__Goal__
Please report every line from the material that contains the word "wider".

(Excerpts from a figure dataset)
■ ■ ■
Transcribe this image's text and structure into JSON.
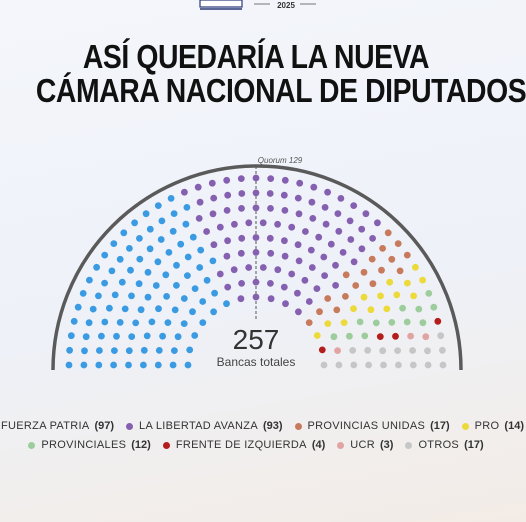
{
  "header": {
    "year": "2025"
  },
  "title_line1": "ASÍ QUEDARÍA LA NUEVA",
  "title_line2": "CÁMARA NACIONAL DE DIPUTADOS",
  "quorum_label": "Quorum 129",
  "total_number": "257",
  "total_label": "Bancas totales",
  "chart_data": {
    "type": "hemicycle",
    "total": 257,
    "quorum": 129,
    "rows": 9,
    "series": [
      {
        "name": "FUERZA PATRIA",
        "value": 97,
        "color": "#3a9be2"
      },
      {
        "name": "LA LIBERTAD AVANZA",
        "value": 93,
        "color": "#8560b0"
      },
      {
        "name": "PROVINCIAS UNIDAS",
        "value": 17,
        "color": "#c87a5c"
      },
      {
        "name": "PRO",
        "value": 14,
        "color": "#ecd93a"
      },
      {
        "name": "PROVINCIALES",
        "value": 12,
        "color": "#9dcd9c"
      },
      {
        "name": "FRENTE DE IZQUIERDA",
        "value": 4,
        "color": "#b51c1c"
      },
      {
        "name": "UCR",
        "value": 3,
        "color": "#e2a3a3"
      },
      {
        "name": "OTROS",
        "value": 17,
        "color": "#c6c6c6"
      }
    ]
  },
  "legend_rows": [
    [
      {
        "name": "FUERZA PATRIA",
        "count": "(97)",
        "color": "#3a9be2"
      },
      {
        "name": "LA LIBERTAD AVANZA",
        "count": "(93)",
        "color": "#8560b0"
      },
      {
        "name": "PROVINCIAS UNIDAS",
        "count": "(17)",
        "color": "#c87a5c"
      },
      {
        "name": "PRO",
        "count": "(14)",
        "color": "#ecd93a"
      }
    ],
    [
      {
        "name": "PROVINCIALES",
        "count": "(12)",
        "color": "#9dcd9c"
      },
      {
        "name": "FRENTE DE IZQUIERDA",
        "count": "(4)",
        "color": "#b51c1c"
      },
      {
        "name": "UCR",
        "count": "(3)",
        "color": "#e2a3a3"
      },
      {
        "name": "OTROS",
        "count": "(17)",
        "color": "#c6c6c6"
      }
    ]
  ]
}
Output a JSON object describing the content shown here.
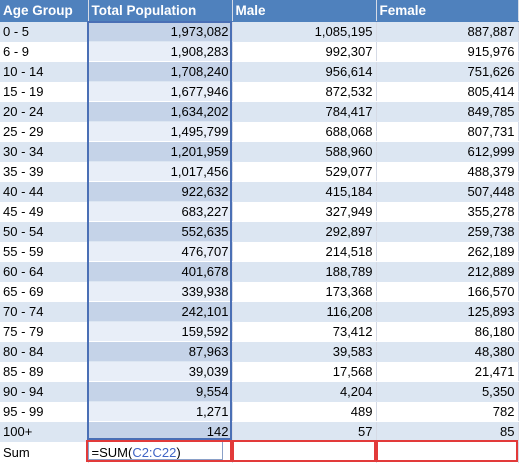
{
  "headers": {
    "col1": "Age Group",
    "col2": "Total Population",
    "col3": "Male",
    "col4": "Female"
  },
  "rows": [
    {
      "age": "0 - 5",
      "total": "1,973,082",
      "male": "1,085,195",
      "female": "887,887"
    },
    {
      "age": "6 - 9",
      "total": "1,908,283",
      "male": "992,307",
      "female": "915,976"
    },
    {
      "age": "10 - 14",
      "total": "1,708,240",
      "male": "956,614",
      "female": "751,626"
    },
    {
      "age": "15 - 19",
      "total": "1,677,946",
      "male": "872,532",
      "female": "805,414"
    },
    {
      "age": "20 - 24",
      "total": "1,634,202",
      "male": "784,417",
      "female": "849,785"
    },
    {
      "age": "25 - 29",
      "total": "1,495,799",
      "male": "688,068",
      "female": "807,731"
    },
    {
      "age": "30 - 34",
      "total": "1,201,959",
      "male": "588,960",
      "female": "612,999"
    },
    {
      "age": "35 - 39",
      "total": "1,017,456",
      "male": "529,077",
      "female": "488,379"
    },
    {
      "age": "40 - 44",
      "total": "922,632",
      "male": "415,184",
      "female": "507,448"
    },
    {
      "age": "45 - 49",
      "total": "683,227",
      "male": "327,949",
      "female": "355,278"
    },
    {
      "age": "50 - 54",
      "total": "552,635",
      "male": "292,897",
      "female": "259,738"
    },
    {
      "age": "55 - 59",
      "total": "476,707",
      "male": "214,518",
      "female": "262,189"
    },
    {
      "age": "60 - 64",
      "total": "401,678",
      "male": "188,789",
      "female": "212,889"
    },
    {
      "age": "65 - 69",
      "total": "339,938",
      "male": "173,368",
      "female": "166,570"
    },
    {
      "age": "70 - 74",
      "total": "242,101",
      "male": "116,208",
      "female": "125,893"
    },
    {
      "age": "75 - 79",
      "total": "159,592",
      "male": "73,412",
      "female": "86,180"
    },
    {
      "age": "80 - 84",
      "total": "87,963",
      "male": "39,583",
      "female": "48,380"
    },
    {
      "age": "85 - 89",
      "total": "39,039",
      "male": "17,568",
      "female": "21,471"
    },
    {
      "age": "90 - 94",
      "total": "9,554",
      "male": "4,204",
      "female": "5,350"
    },
    {
      "age": "95 - 99",
      "total": "1,271",
      "male": "489",
      "female": "782"
    },
    {
      "age": "100+",
      "total": "142",
      "male": "57",
      "female": "85"
    }
  ],
  "sum_row": {
    "label": "Sum",
    "formula_prefix": "=SUM(",
    "formula_ref": "C2:C22",
    "formula_suffix": ")"
  },
  "colors": {
    "header_bg": "#4f81bd",
    "band_row": "#dce6f2",
    "selection_border": "#4a6fb5",
    "highlight_box": "#e23a3a",
    "formula_ref": "#3f64c6"
  }
}
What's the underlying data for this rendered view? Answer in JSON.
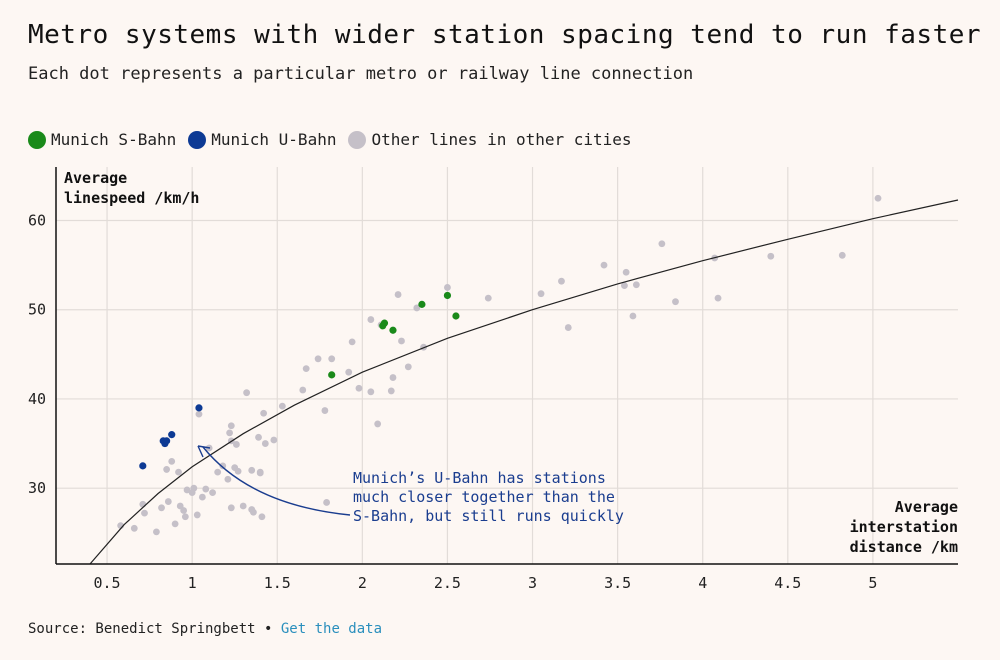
{
  "title": "Metro systems with wider station spacing tend to run faster",
  "subtitle": "Each dot represents a particular metro or railway line connection",
  "legend": [
    {
      "label": "Munich S-Bahn",
      "color": "#1a8a1a"
    },
    {
      "label": "Munich U-Bahn",
      "color": "#0d3a94"
    },
    {
      "label": "Other lines in other cities",
      "color": "#c5c0c8"
    }
  ],
  "annotation": "Munich’s U-Bahn has stations\nmuch closer together than the\nS-Bahn, but still runs quickly",
  "source": {
    "prefix": "Source: Benedict Springbett •",
    "link": "Get the data"
  },
  "chart_data": {
    "type": "scatter",
    "title": "Metro systems with wider station spacing tend to run faster",
    "subtitle": "Each dot represents a particular metro or railway line connection",
    "xlabel": "Average interstation distance /km",
    "ylabel": "Average linespeed /km/h",
    "xlim": [
      0.2,
      5.5
    ],
    "ylim": [
      21.5,
      66
    ],
    "xticks": [
      0.5,
      1,
      1.5,
      2,
      2.5,
      3,
      3.5,
      4,
      4.5,
      5
    ],
    "yticks": [
      30,
      40,
      50,
      60
    ],
    "grid": true,
    "legend_position": "top-left",
    "trendline": {
      "x": [
        0.4,
        0.6,
        0.8,
        1.0,
        1.3,
        1.6,
        2.0,
        2.5,
        3.0,
        3.5,
        4.0,
        4.5,
        5.0,
        5.5
      ],
      "y": [
        21.5,
        25.9,
        29.4,
        32.4,
        36.1,
        39.3,
        43.0,
        46.8,
        50.0,
        52.9,
        55.5,
        57.9,
        60.2,
        62.3
      ]
    },
    "series": [
      {
        "name": "Munich S-Bahn",
        "color": "#1a8a1a",
        "points": [
          [
            1.82,
            42.7
          ],
          [
            2.12,
            48.2
          ],
          [
            2.13,
            48.5
          ],
          [
            2.18,
            47.7
          ],
          [
            2.35,
            50.6
          ],
          [
            2.5,
            51.6
          ],
          [
            2.55,
            49.3
          ]
        ]
      },
      {
        "name": "Munich U-Bahn",
        "color": "#0d3a94",
        "points": [
          [
            0.71,
            32.5
          ],
          [
            0.83,
            35.3
          ],
          [
            0.84,
            35.0
          ],
          [
            0.85,
            35.3
          ],
          [
            0.88,
            36.0
          ],
          [
            1.04,
            39.0
          ]
        ]
      },
      {
        "name": "Other lines in other cities",
        "color": "#c5c0c8",
        "points": [
          [
            0.58,
            25.8
          ],
          [
            0.66,
            25.5
          ],
          [
            0.71,
            28.2
          ],
          [
            0.72,
            27.2
          ],
          [
            0.79,
            25.1
          ],
          [
            0.82,
            27.8
          ],
          [
            0.85,
            32.1
          ],
          [
            0.86,
            28.5
          ],
          [
            0.88,
            33.0
          ],
          [
            0.9,
            26.0
          ],
          [
            0.92,
            31.8
          ],
          [
            0.93,
            28.0
          ],
          [
            0.95,
            27.5
          ],
          [
            0.96,
            26.8
          ],
          [
            0.97,
            29.8
          ],
          [
            1.0,
            29.5
          ],
          [
            1.01,
            30.0
          ],
          [
            1.03,
            27.0
          ],
          [
            1.04,
            38.3
          ],
          [
            1.06,
            29.0
          ],
          [
            1.08,
            29.9
          ],
          [
            1.1,
            34.5
          ],
          [
            1.12,
            29.5
          ],
          [
            1.15,
            31.8
          ],
          [
            1.18,
            32.5
          ],
          [
            1.21,
            31.0
          ],
          [
            1.22,
            36.2
          ],
          [
            1.23,
            35.3
          ],
          [
            1.23,
            37.0
          ],
          [
            1.23,
            27.8
          ],
          [
            1.25,
            32.3
          ],
          [
            1.26,
            34.9
          ],
          [
            1.27,
            31.9
          ],
          [
            1.3,
            28.0
          ],
          [
            1.32,
            40.7
          ],
          [
            1.35,
            32.0
          ],
          [
            1.35,
            27.6
          ],
          [
            1.36,
            27.3
          ],
          [
            1.39,
            35.7
          ],
          [
            1.4,
            31.8
          ],
          [
            1.4,
            31.7
          ],
          [
            1.41,
            26.8
          ],
          [
            1.42,
            38.4
          ],
          [
            1.43,
            35.0
          ],
          [
            1.48,
            35.4
          ],
          [
            1.53,
            39.2
          ],
          [
            1.65,
            41.0
          ],
          [
            1.67,
            43.4
          ],
          [
            1.74,
            44.5
          ],
          [
            1.78,
            38.7
          ],
          [
            1.79,
            28.4
          ],
          [
            1.82,
            44.5
          ],
          [
            1.92,
            43.0
          ],
          [
            1.94,
            46.4
          ],
          [
            1.98,
            41.2
          ],
          [
            2.05,
            48.9
          ],
          [
            2.05,
            40.8
          ],
          [
            2.09,
            37.2
          ],
          [
            2.11,
            48.3
          ],
          [
            2.17,
            40.9
          ],
          [
            2.18,
            42.4
          ],
          [
            2.21,
            51.7
          ],
          [
            2.23,
            46.5
          ],
          [
            2.27,
            43.6
          ],
          [
            2.32,
            50.2
          ],
          [
            2.36,
            45.8
          ],
          [
            2.5,
            52.5
          ],
          [
            2.74,
            51.3
          ],
          [
            3.05,
            51.8
          ],
          [
            3.17,
            53.2
          ],
          [
            3.21,
            48.0
          ],
          [
            3.42,
            55.0
          ],
          [
            3.54,
            52.7
          ],
          [
            3.55,
            54.2
          ],
          [
            3.59,
            49.3
          ],
          [
            3.61,
            52.8
          ],
          [
            3.76,
            57.4
          ],
          [
            3.84,
            50.9
          ],
          [
            4.07,
            55.8
          ],
          [
            4.09,
            51.3
          ],
          [
            4.4,
            56.0
          ],
          [
            4.82,
            56.1
          ],
          [
            5.03,
            62.5
          ]
        ]
      }
    ]
  }
}
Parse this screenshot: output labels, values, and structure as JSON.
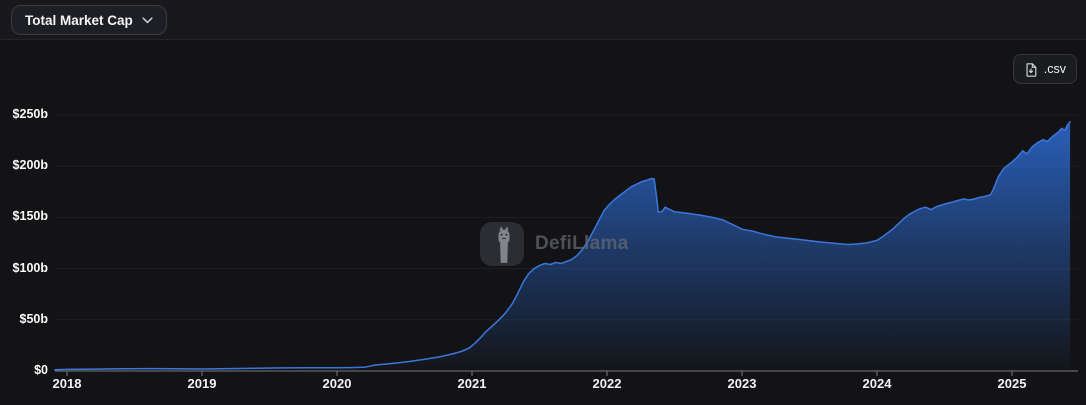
{
  "header": {
    "metric_dropdown": {
      "label": "Total Market Cap",
      "state": "collapsed"
    }
  },
  "toolbar": {
    "csv_label": ".csv"
  },
  "watermark": {
    "text": "DefiLlama"
  },
  "icons": {
    "chevron": "chevron-down-icon",
    "csv_file": "csv-download-file-icon",
    "logo": "defillama-llama-logo-icon"
  },
  "colors": {
    "background": "#131316",
    "header_background": "#18181c",
    "line": "#3b77db",
    "fill_top": "rgba(45,108,212,0.88)",
    "fill_bottom": "rgba(45,108,212,0.02)",
    "grid": "rgba(255,255,255,0.05)",
    "axis": "#77787d",
    "tick_label": "#f2f2f4"
  },
  "chart_data": {
    "type": "area",
    "title": "Total Market Cap",
    "unit": "USD billions",
    "xlabel": "",
    "ylabel": "",
    "xlim": [
      2017.91,
      2025.43
    ],
    "ylim": [
      0,
      250
    ],
    "grid": "horizontal",
    "legend_position": "none",
    "x_ticks": [
      {
        "value": 2018,
        "label": "2018"
      },
      {
        "value": 2019,
        "label": "2019"
      },
      {
        "value": 2020,
        "label": "2020"
      },
      {
        "value": 2021,
        "label": "2021"
      },
      {
        "value": 2022,
        "label": "2022"
      },
      {
        "value": 2023,
        "label": "2023"
      },
      {
        "value": 2024,
        "label": "2024"
      },
      {
        "value": 2025,
        "label": "2025"
      }
    ],
    "y_ticks": [
      {
        "value": 0,
        "label": "$0"
      },
      {
        "value": 50,
        "label": "$50b"
      },
      {
        "value": 100,
        "label": "$100b"
      },
      {
        "value": 150,
        "label": "$150b"
      },
      {
        "value": 200,
        "label": "$200b"
      },
      {
        "value": 250,
        "label": "$250b"
      }
    ],
    "series": [
      {
        "name": "Total Market Cap ($b)",
        "points": [
          [
            2017.91,
            1.2
          ],
          [
            2018.0,
            1.6
          ],
          [
            2018.2,
            1.9
          ],
          [
            2018.4,
            2.1
          ],
          [
            2018.6,
            2.3
          ],
          [
            2018.8,
            2.2
          ],
          [
            2019.0,
            2.0
          ],
          [
            2019.2,
            2.3
          ],
          [
            2019.4,
            2.6
          ],
          [
            2019.6,
            3.0
          ],
          [
            2019.8,
            3.2
          ],
          [
            2020.0,
            3.1
          ],
          [
            2020.1,
            3.3
          ],
          [
            2020.2,
            3.6
          ],
          [
            2020.24,
            4.6
          ],
          [
            2020.28,
            5.8
          ],
          [
            2020.35,
            6.6
          ],
          [
            2020.45,
            7.9
          ],
          [
            2020.55,
            9.6
          ],
          [
            2020.65,
            11.5
          ],
          [
            2020.75,
            13.6
          ],
          [
            2020.85,
            16.5
          ],
          [
            2020.92,
            19.0
          ],
          [
            2020.98,
            22.5
          ],
          [
            2021.02,
            27.0
          ],
          [
            2021.06,
            32.0
          ],
          [
            2021.1,
            38.0
          ],
          [
            2021.15,
            44.0
          ],
          [
            2021.2,
            50.0
          ],
          [
            2021.25,
            57.0
          ],
          [
            2021.3,
            66.0
          ],
          [
            2021.34,
            76.0
          ],
          [
            2021.38,
            87.0
          ],
          [
            2021.42,
            95.0
          ],
          [
            2021.46,
            100.0
          ],
          [
            2021.5,
            103.0
          ],
          [
            2021.54,
            105.0
          ],
          [
            2021.58,
            104.0
          ],
          [
            2021.62,
            106.0
          ],
          [
            2021.66,
            105.0
          ],
          [
            2021.7,
            107.0
          ],
          [
            2021.74,
            109.0
          ],
          [
            2021.78,
            113.0
          ],
          [
            2021.82,
            119.0
          ],
          [
            2021.86,
            127.0
          ],
          [
            2021.9,
            137.0
          ],
          [
            2021.94,
            147.0
          ],
          [
            2021.98,
            157.0
          ],
          [
            2022.02,
            163.0
          ],
          [
            2022.06,
            168.0
          ],
          [
            2022.1,
            172.0
          ],
          [
            2022.14,
            176.0
          ],
          [
            2022.18,
            180.0
          ],
          [
            2022.22,
            182.5
          ],
          [
            2022.26,
            185.0
          ],
          [
            2022.3,
            186.5
          ],
          [
            2022.33,
            188.0
          ],
          [
            2022.35,
            187.5
          ],
          [
            2022.365,
            172.0
          ],
          [
            2022.38,
            155.0
          ],
          [
            2022.41,
            156.0
          ],
          [
            2022.43,
            160.0
          ],
          [
            2022.46,
            158.0
          ],
          [
            2022.5,
            155.5
          ],
          [
            2022.56,
            154.5
          ],
          [
            2022.62,
            153.5
          ],
          [
            2022.7,
            152.0
          ],
          [
            2022.78,
            150.0
          ],
          [
            2022.86,
            147.5
          ],
          [
            2022.93,
            143.0
          ],
          [
            2023.0,
            138.5
          ],
          [
            2023.08,
            136.5
          ],
          [
            2023.15,
            134.0
          ],
          [
            2023.25,
            131.0
          ],
          [
            2023.35,
            129.5
          ],
          [
            2023.45,
            128.0
          ],
          [
            2023.55,
            126.5
          ],
          [
            2023.62,
            125.5
          ],
          [
            2023.7,
            124.5
          ],
          [
            2023.78,
            123.5
          ],
          [
            2023.85,
            124.0
          ],
          [
            2023.92,
            125.0
          ],
          [
            2024.0,
            127.5
          ],
          [
            2024.04,
            131.0
          ],
          [
            2024.08,
            135.0
          ],
          [
            2024.12,
            139.0
          ],
          [
            2024.16,
            144.0
          ],
          [
            2024.2,
            149.0
          ],
          [
            2024.24,
            153.0
          ],
          [
            2024.28,
            156.0
          ],
          [
            2024.32,
            158.5
          ],
          [
            2024.36,
            160.0
          ],
          [
            2024.4,
            157.5
          ],
          [
            2024.44,
            160.5
          ],
          [
            2024.5,
            163.0
          ],
          [
            2024.56,
            165.0
          ],
          [
            2024.6,
            166.5
          ],
          [
            2024.64,
            168.0
          ],
          [
            2024.68,
            167.0
          ],
          [
            2024.72,
            168.0
          ],
          [
            2024.76,
            169.5
          ],
          [
            2024.8,
            170.5
          ],
          [
            2024.84,
            172.0
          ],
          [
            2024.86,
            177.0
          ],
          [
            2024.9,
            190.0
          ],
          [
            2024.94,
            198.0
          ],
          [
            2025.0,
            204.0
          ],
          [
            2025.04,
            209.0
          ],
          [
            2025.08,
            215.0
          ],
          [
            2025.11,
            212.0
          ],
          [
            2025.15,
            219.0
          ],
          [
            2025.19,
            223.0
          ],
          [
            2025.23,
            226.0
          ],
          [
            2025.26,
            224.0
          ],
          [
            2025.3,
            229.0
          ],
          [
            2025.34,
            233.0
          ],
          [
            2025.37,
            237.0
          ],
          [
            2025.39,
            235.0
          ],
          [
            2025.41,
            240.0
          ],
          [
            2025.43,
            243.5
          ]
        ]
      }
    ]
  }
}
■ ■ ■
__Complete answer__
  "title": "Metro systems with wider station spacing tend to run faster",
    "title": "Metro systems with wider station spacing tend to run faster",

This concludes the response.